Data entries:
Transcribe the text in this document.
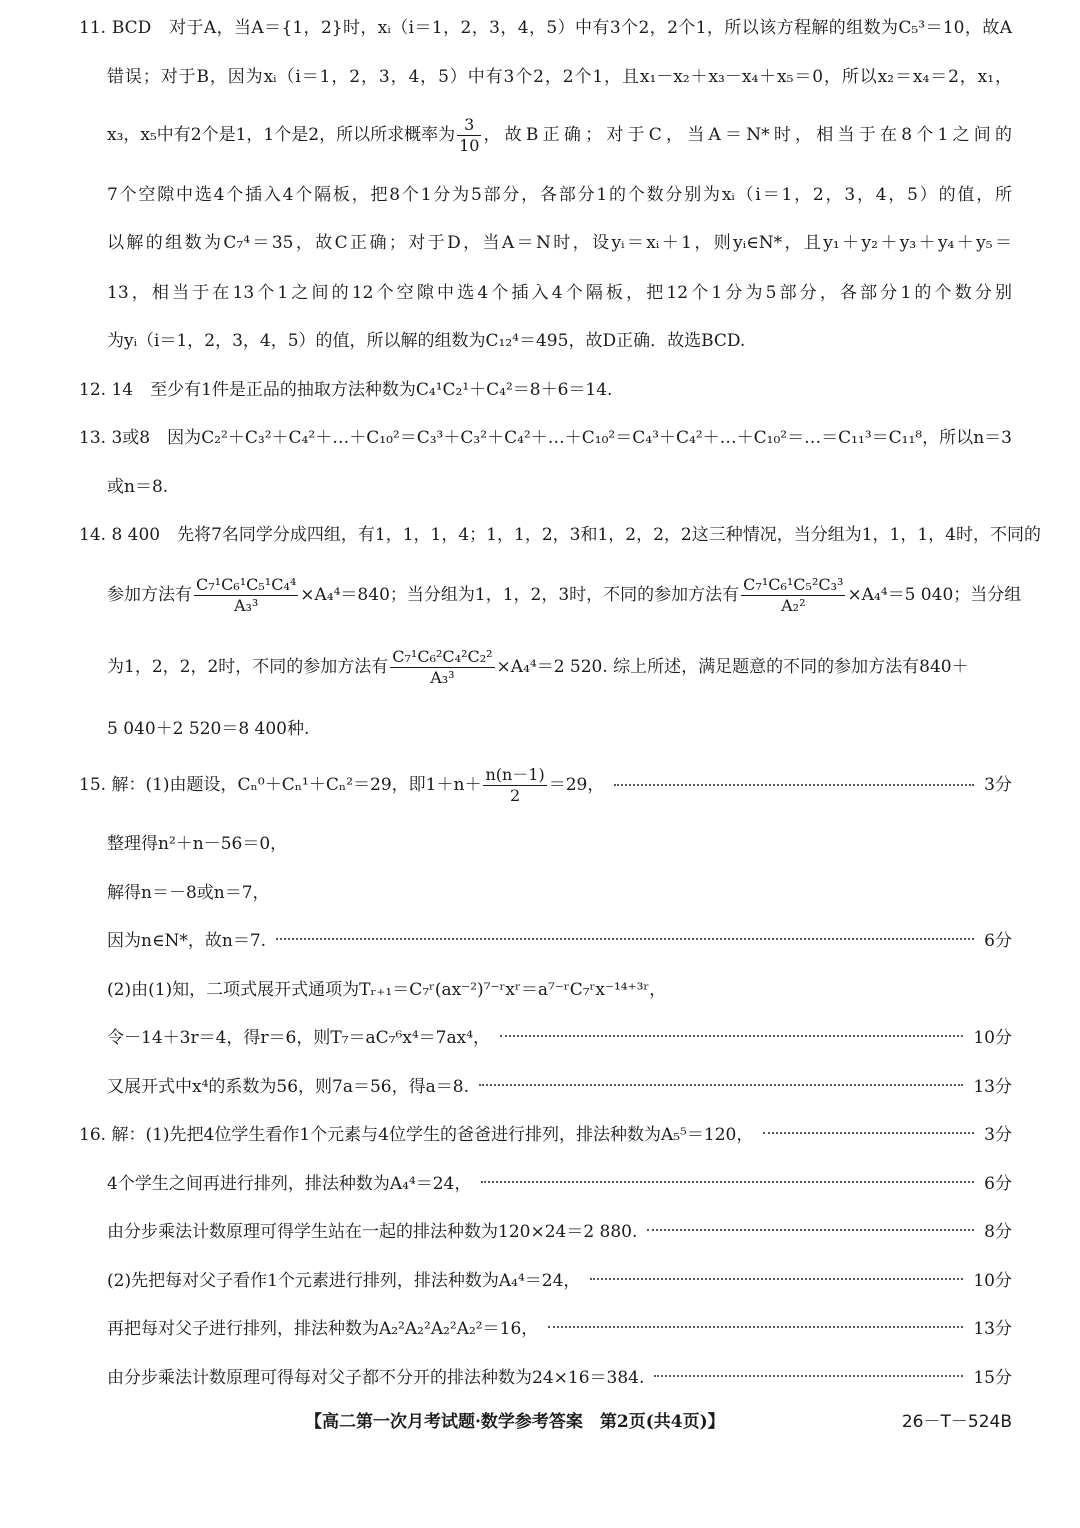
11. BCD　对于A，当A＝{1，2}时，xᵢ（i＝1，2，3，4，5）中有3个2，2个1，所以该方程解的组数为C₅³＝10，故A
错误；对于B，因为xᵢ（i＝1，2，3，4，5）中有3个2，2个1，且x₁－x₂＋x₃－x₄＋x₅＝0，所以x₂＝x₄＝2，x₁，
x₃，x₅中有2个是1，1个是2，所以所求概率为 $\frac{3}{10}$ ，故B正确；对于C，当A＝N*时，相当于在8个1之间的
7个空隙中选4个插入4个隔板，把8个1分为5部分，各部分1的个数分别为xᵢ（i＝1，2，3，4，5）的值，所
以解的组数为C₇⁴＝35，故C正确；对于D，当A＝N时，设yᵢ＝xᵢ＋1，则yᵢ∈N*，且y₁＋y₂＋y₃＋y₄＋y₅＝
13，相当于在13个1之间的12个空隙中选4个插入4个隔板，把12个1分为5部分，各部分1的个数分别
为yᵢ（i＝1，2，3，4，5）的值，所以解的组数为C₁₂⁴＝495，故D正确．故选BCD.
12. 14　至少有1件是正品的抽取方法种数为C₄¹C₂¹＋C₄²＝8＋6＝14.
13. 3或8　因为C₂²＋C₃²＋C₄²＋…＋C₁₀²＝C₃³＋C₃²＋C₄²＋…＋C₁₀²＝C₄³＋C₄²＋…＋C₁₀²＝…＝C₁₁³＝C₁₁⁸，所以n＝3
或n＝8.
14. 8 400　先将7名同学分成四组，有1，1，1，4；1，1，2，3和1，2，2，2这三种情况，当分组为1，1，1，4时，不同的
参加方法有 $\frac{\text{C₇¹C₆¹C₅¹C₄⁴}}{\text{A₃³}} \times A_4^4=840$；当分组为1，1，2，3时，不同的参加方法有 $\frac{\text{C₇¹C₆¹C₅²C₃³}}{\text{A₂²}} \times A_4^4=5$ 040；当分组
为1，2，2，2时，不同的参加方法有 $\frac{\text{C₇¹C₆²C₄²C₂²}}{\text{A₃³}} \times A_4^4=2$ 520. 综上所述，满足题意的不同的参加方法有840＋
5 040＋2 520＝8 400种.
15. 解：(1)由题设，Cₙ⁰＋Cₙ¹＋Cₙ²＝29，即$1+n+ \frac{n(n-1)}{2} =29$，	3分
整理得n²＋n－56＝0，
解得n＝－8或n＝7，
因为n∈N*，故n＝7.	6分
(2)由(1)知，二项式展开式通项为Tᵣ₊₁＝C₇ʳ(ax⁻²)⁷⁻ʳxʳ＝a⁷⁻ʳC₇ʳx⁻¹⁴⁺³ʳ，
令－14＋3r＝4，得r＝6，则T₇＝aC₇⁶x⁴＝7ax⁴，	10分
又展开式中x⁴的系数为56，则7a＝56，得a＝8.	13分
16. 解：(1)先把4位学生看作1个元素与4位学生的爸爸进行排列，排法种数为A₅⁵＝120，	3分
4个学生之间再进行排列，排法种数为A₄⁴＝24，	6分
由分步乘法计数原理可得学生站在一起的排法种数为120×24＝2 880.	8分
(2)先把每对父子看作1个元素进行排列，排法种数为A₄⁴＝24，	10分
再把每对父子进行排列，排法种数为A₂²A₂²A₂²A₂²＝16，	13分
由分步乘法计数原理可得每对父子都不分开的排法种数为24×16＝384.	15分
【高二第一次月考试题·数学参考答案　第2页(共4页)】	26－T－524B
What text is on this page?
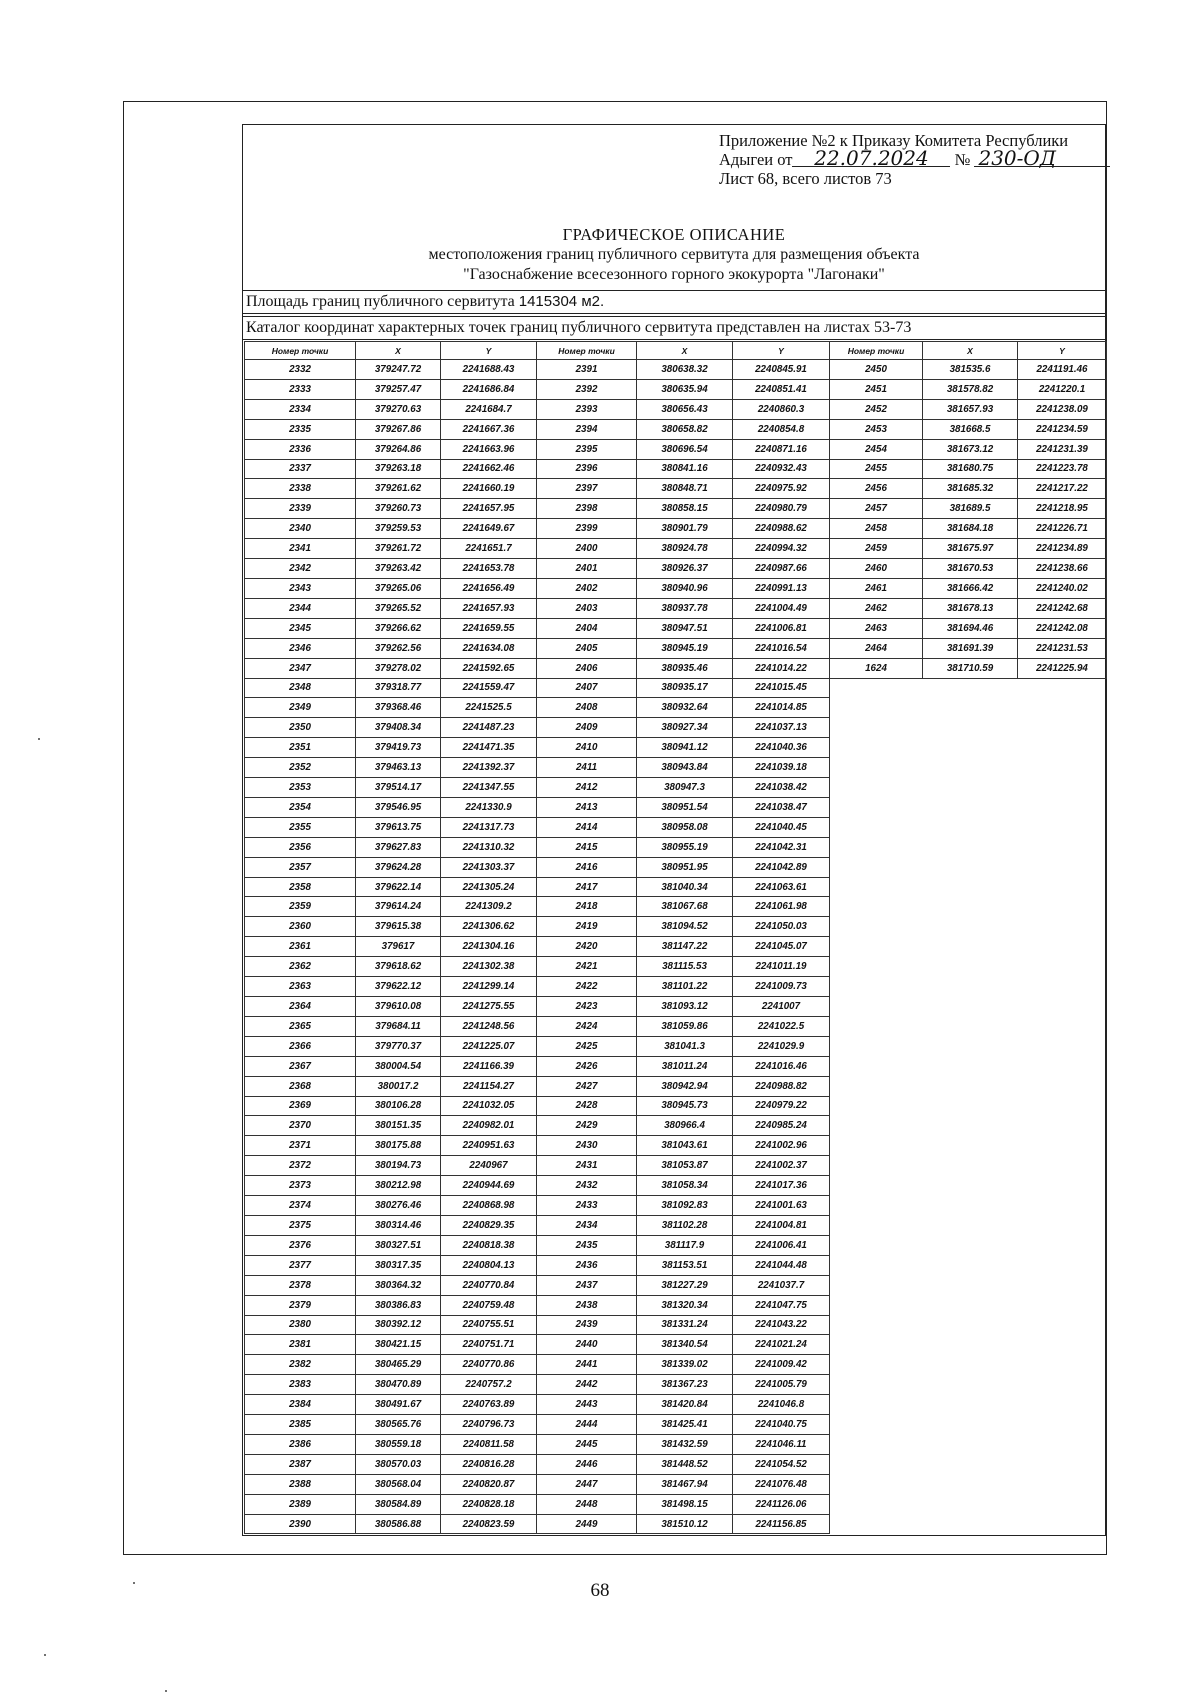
Приложение №2 к Приказу Комитета Республики
Адыгеи от 22.07.2024 № 230-ОД
Лист 68, всего листов 73
ГРАФИЧЕСКОЕ ОПИСАНИЕ
местоположения границ публичного сервитута для размещения объекта
"Газоснабжение всесезонного горного экокурорта "Лагонаки"
Площадь границ публичного сервитута 1415304 м2.
Каталог координат характерных точек границ публичного сервитута представлен на листах 53-73
Номер точки	X	Y	Номер точки	X	Y	Номер точки	X	Y
2332	379247.72	2241688.43	2391	380638.32	2240845.91	2450	381535.6	2241191.46
2333	379257.47	2241686.84	2392	380635.94	2240851.41	2451	381578.82	2241220.1
2334	379270.63	2241684.7	2393	380656.43	2240860.3	2452	381657.93	2241238.09
2335	379267.86	2241667.36	2394	380658.82	2240854.8	2453	381668.5	2241234.59
2336	379264.86	2241663.96	2395	380696.54	2240871.16	2454	381673.12	2241231.39
2337	379263.18	2241662.46	2396	380841.16	2240932.43	2455	381680.75	2241223.78
2338	379261.62	2241660.19	2397	380848.71	2240975.92	2456	381685.32	2241217.22
2339	379260.73	2241657.95	2398	380858.15	2240980.79	2457	381689.5	2241218.95
2340	379259.53	2241649.67	2399	380901.79	2240988.62	2458	381684.18	2241226.71
2341	379261.72	2241651.7	2400	380924.78	2240994.32	2459	381675.97	2241234.89
2342	379263.42	2241653.78	2401	380926.37	2240987.66	2460	381670.53	2241238.66
2343	379265.06	2241656.49	2402	380940.96	2240991.13	2461	381666.42	2241240.02
2344	379265.52	2241657.93	2403	380937.78	2241004.49	2462	381678.13	2241242.68
2345	379266.62	2241659.55	2404	380947.51	2241006.81	2463	381694.46	2241242.08
2346	379262.56	2241634.08	2405	380945.19	2241016.54	2464	381691.39	2241231.53
2347	379278.02	2241592.65	2406	380935.46	2241014.22	1624	381710.59	2241225.94
2348	379318.77	2241559.47	2407	380935.17	2241015.45			
2349	379368.46	2241525.5	2408	380932.64	2241014.85			
2350	379408.34	2241487.23	2409	380927.34	2241037.13			
2351	379419.73	2241471.35	2410	380941.12	2241040.36			
2352	379463.13	2241392.37	2411	380943.84	2241039.18			
2353	379514.17	2241347.55	2412	380947.3	2241038.42			
2354	379546.95	2241330.9	2413	380951.54	2241038.47			
2355	379613.75	2241317.73	2414	380958.08	2241040.45			
2356	379627.83	2241310.32	2415	380955.19	2241042.31			
2357	379624.28	2241303.37	2416	380951.95	2241042.89			
2358	379622.14	2241305.24	2417	381040.34	2241063.61			
2359	379614.24	2241309.2	2418	381067.68	2241061.98			
2360	379615.38	2241306.62	2419	381094.52	2241050.03			
2361	379617	2241304.16	2420	381147.22	2241045.07			
2362	379618.62	2241302.38	2421	381115.53	2241011.19			
2363	379622.12	2241299.14	2422	381101.22	2241009.73			
2364	379610.08	2241275.55	2423	381093.12	2241007			
2365	379684.11	2241248.56	2424	381059.86	2241022.5			
2366	379770.37	2241225.07	2425	381041.3	2241029.9			
2367	380004.54	2241166.39	2426	381011.24	2241016.46			
2368	380017.2	2241154.27	2427	380942.94	2240988.82			
2369	380106.28	2241032.05	2428	380945.73	2240979.22			
2370	380151.35	2240982.01	2429	380966.4	2240985.24			
2371	380175.88	2240951.63	2430	381043.61	2241002.96			
2372	380194.73	2240967	2431	381053.87	2241002.37			
2373	380212.98	2240944.69	2432	381058.34	2241017.36			
2374	380276.46	2240868.98	2433	381092.83	2241001.63			
2375	380314.46	2240829.35	2434	381102.28	2241004.81			
2376	380327.51	2240818.38	2435	381117.9	2241006.41			
2377	380317.35	2240804.13	2436	381153.51	2241044.48			
2378	380364.32	2240770.84	2437	381227.29	2241037.7			
2379	380386.83	2240759.48	2438	381320.34	2241047.75			
2380	380392.12	2240755.51	2439	381331.24	2241043.22			
2381	380421.15	2240751.71	2440	381340.54	2241021.24			
2382	380465.29	2240770.86	2441	381339.02	2241009.42			
2383	380470.89	2240757.2	2442	381367.23	2241005.79			
2384	380491.67	2240763.89	2443	381420.84	2241046.8			
2385	380565.76	2240796.73	2444	381425.41	2241040.75			
2386	380559.18	2240811.58	2445	381432.59	2241046.11			
2387	380570.03	2240816.28	2446	381448.52	2241054.52			
2388	380568.04	2240820.87	2447	381467.94	2241076.48			
2389	380584.89	2240828.18	2448	381498.15	2241126.06			
2390	380586.88	2240823.59	2449	381510.12	2241156.85			

68
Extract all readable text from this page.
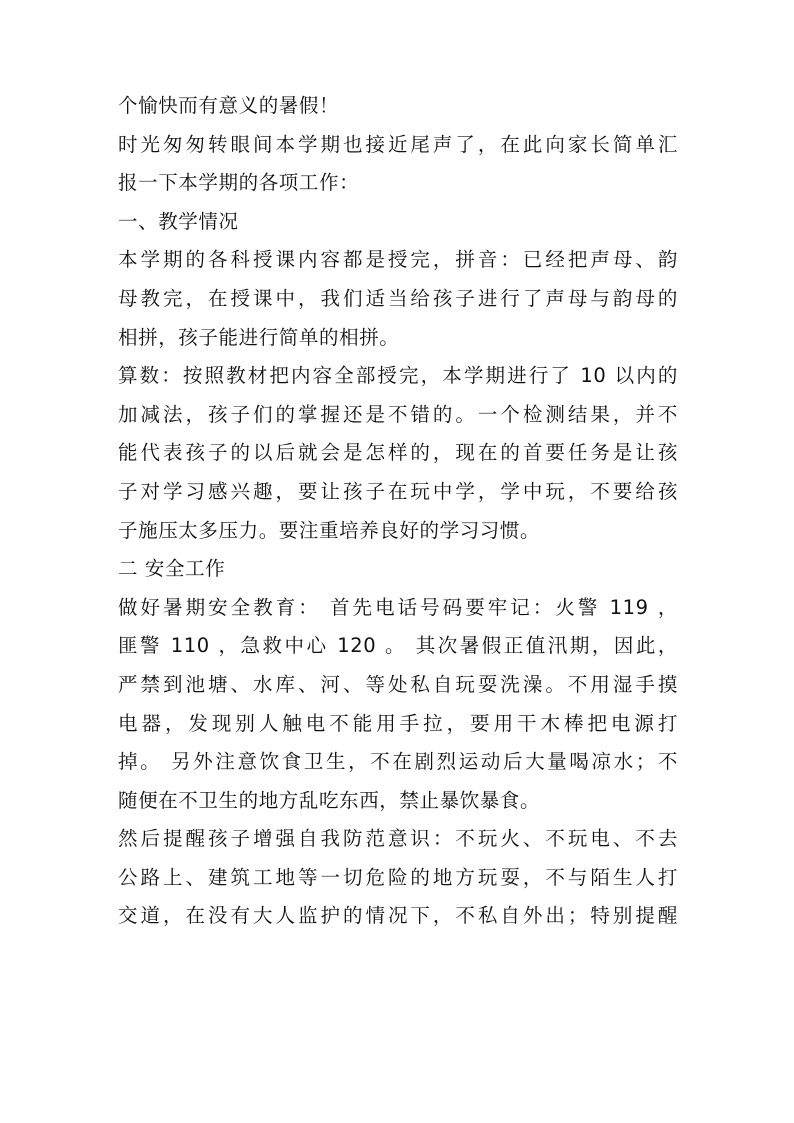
个愉快而有意义的暑假！
时光匆匆转眼间本学期也接近尾声了，在此向家长简单汇
报一下本学期的各项工作：
一、教学情况
本学期的各科授课内容都是授完，拼音：已经把声母、韵
母教完，在授课中，我们适当给孩子进行了声母与韵母的
相拼，孩子能进行简单的相拼。
算数：按照教材把内容全部授完，本学期进行了 10 以内的
加减法，孩子们的掌握还是不错的。一个检测结果，并不
能代表孩子的以后就会是怎样的，现在的首要任务是让孩
子对学习感兴趣，要让孩子在玩中学，学中玩，不要给孩
子施压太多压力。要注重培养良好的学习习惯。
二 安全工作
做好暑期安全教育： 首先电话号码要牢记：火警 119 ，
匪警 110 ，急救中心 120 。 其次暑假正值汛期，因此，
严禁到池塘、水库、河、等处私自玩耍洗澡。不用湿手摸
电器，发现别人触电不能用手拉，要用干木棒把电源打
掉。 另外注意饮食卫生，不在剧烈运动后大量喝凉水；不
随便在不卫生的地方乱吃东西，禁止暴饮暴食。
然后提醒孩子增强自我防范意识：不玩火、不玩电、不去
公路上、建筑工地等一切危险的地方玩耍，不与陌生人打
交道，在没有大人监护的情况下，不私自外出；特别提醒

SET PROBLEM:
From the material above, count the lines that include "frac" and give only the total.

EXERCISE SOLUTION:
4